• YOUR GOAL: Copy out each line featuring the string "เวลา" from the entries beneath.

• DATASET EXCERPTS:
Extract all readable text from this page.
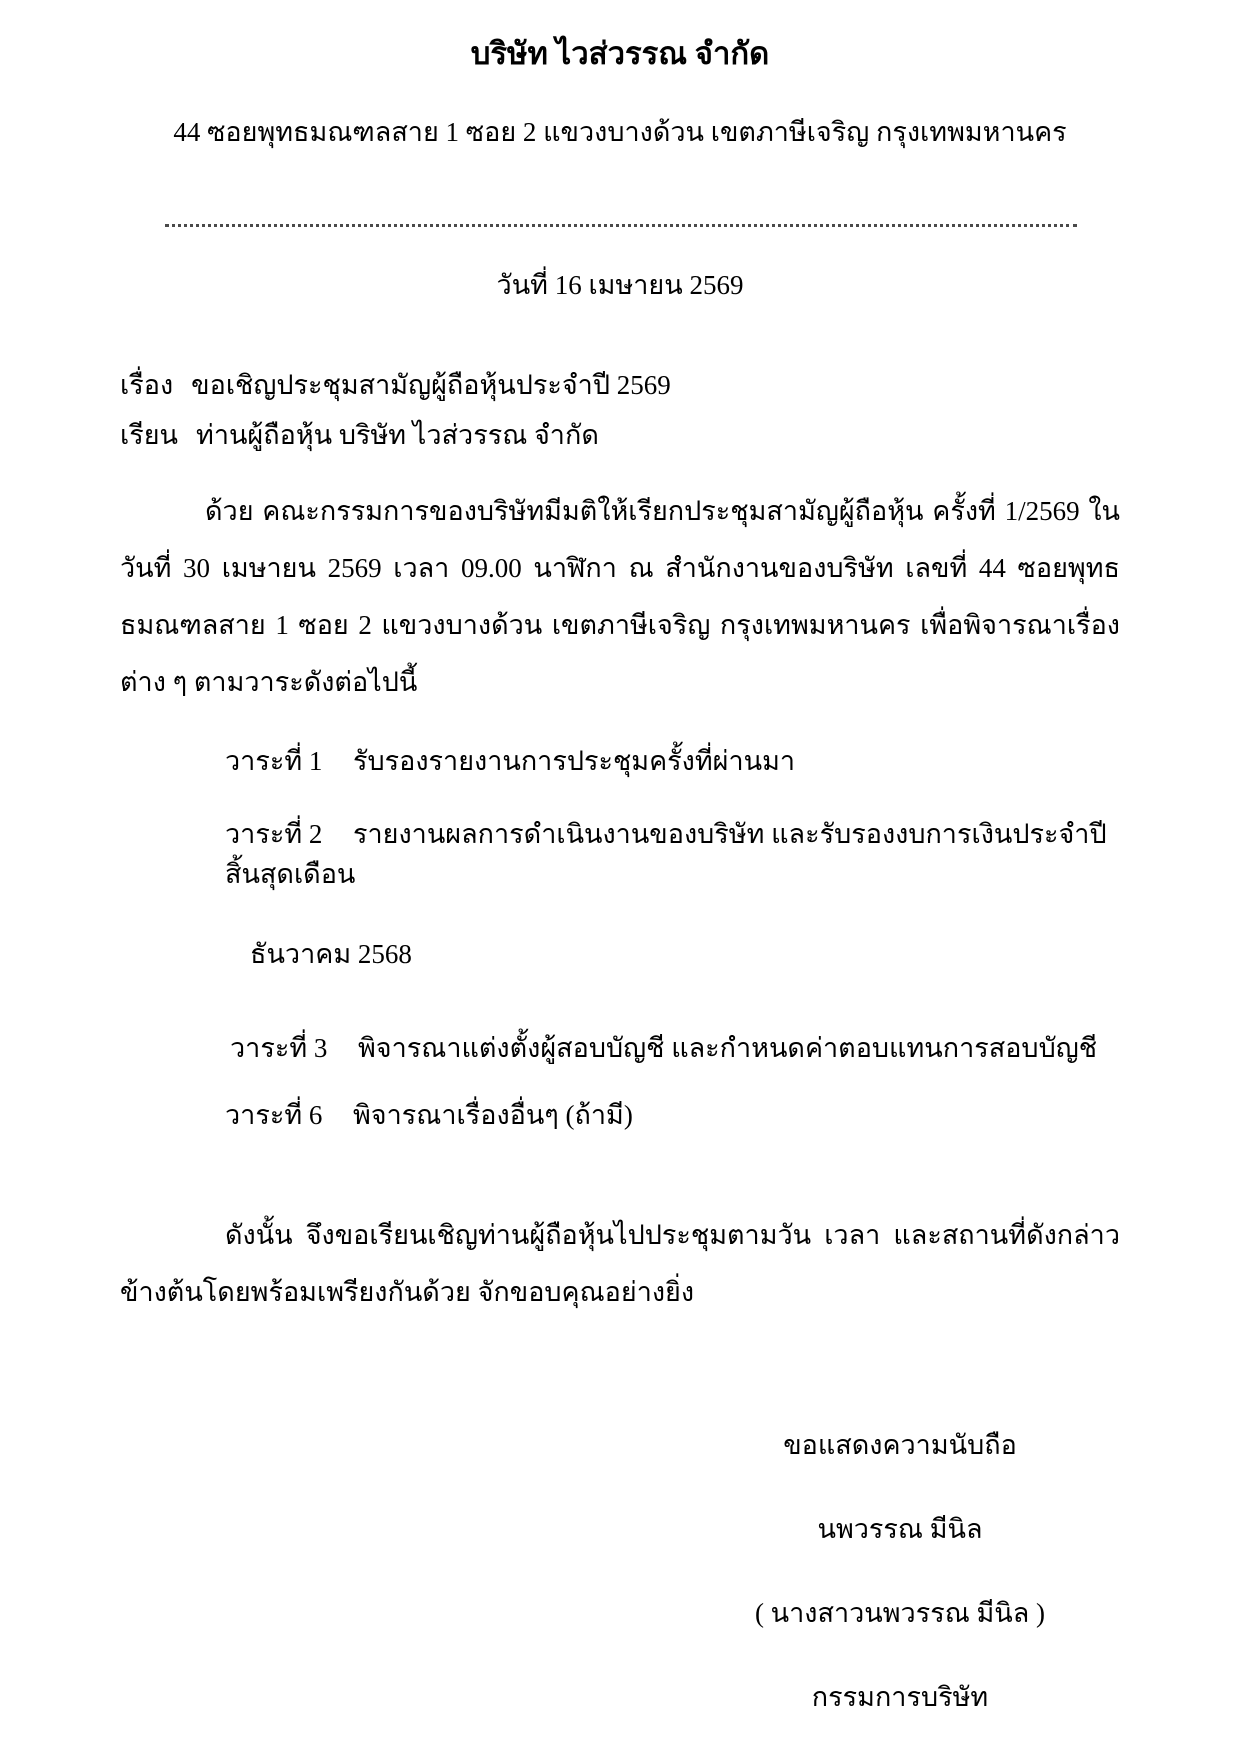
บริษัท ไวส่วรรณ จำกัด
44 ซอยพุทธมณฑลสาย 1 ซอย 2 แขวงบางด้วน เขตภาษีเจริญ กรุงเทพมหานคร
วันที่ 16 เมษายน 2569
เรื่อง ขอเชิญประชุมสามัญผู้ถือหุ้นประจำปี 2569
เรียน ท่านผู้ถือหุ้น บริษัท ไวส่วรรณ จำกัด
ด้วย คณะกรรมการของบริษัทมีมติให้เรียกประชุมสามัญผู้ถือหุ้น ครั้งที่ 1/2569 ในวันที่ 30 เมษายน 2569 เวลา 09.00 นาฬิกา ณ สำนักงานของบริษัท เลขที่ 44 ซอยพุทธธมณฑลสาย 1 ซอย 2 แขวงบางด้วน เขตภาษีเจริญ กรุงเทพมหานคร เพื่อพิจารณาเรื่องต่าง ๆ ตามวาระดังต่อไปนี้
วาระที่ 1 รับรองรายงานการประชุมครั้งที่ผ่านมา
วาระที่ 2 รายงานผลการดำเนินงานของบริษัท และรับรองงบการเงินประจำปีสิ้นสุดเดือน
ธันวาคม 2568
วาระที่ 3 พิจารณาแต่งตั้งผู้สอบบัญชี และกำหนดค่าตอบแทนการสอบบัญชี
วาระที่ 6 พิจารณาเรื่องอื่นๆ (ถ้ามี)
ดังนั้น จึงขอเรียนเชิญท่านผู้ถือหุ้นไปประชุมตามวัน เวลา และสถานที่ดังกล่าวข้างต้นโดยพร้อมเพรียงกันด้วย จักขอบคุณอย่างยิ่ง
ขอแสดงความนับถือ
นพวรรณ มีนิล
( นางสาวนพวรรณ มีนิล )
กรรมการบริษัท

• RESPONSE:
ด้วย คณะกรรมการของบริษัทมีมติให้เรียกประชุมสามัญผู้ถือหุ้น ครั้งที่ 1/2569 ในวันที่ 30 เมษายน 2569 เวลา 09.00 นาฬิกา ณ สำนักงานของบริษัท เลขที่ 44 ซอยพุทธธมณฑลสาย 1 ซอย 2 แขวงบางด้วน เขตภาษีเจริญ กรุงเทพมหานคร เพื่อพิจารณาเรื่องต่าง ๆ ตามวาระดังต่อไปนี้
ดังนั้น จึงขอเรียนเชิญท่านผู้ถือหุ้นไปประชุมตามวัน เวลา และสถานที่ดังกล่าวข้างต้นโดยพร้อมเพรียงกันด้วย จักขอบคุณอย่างยิ่ง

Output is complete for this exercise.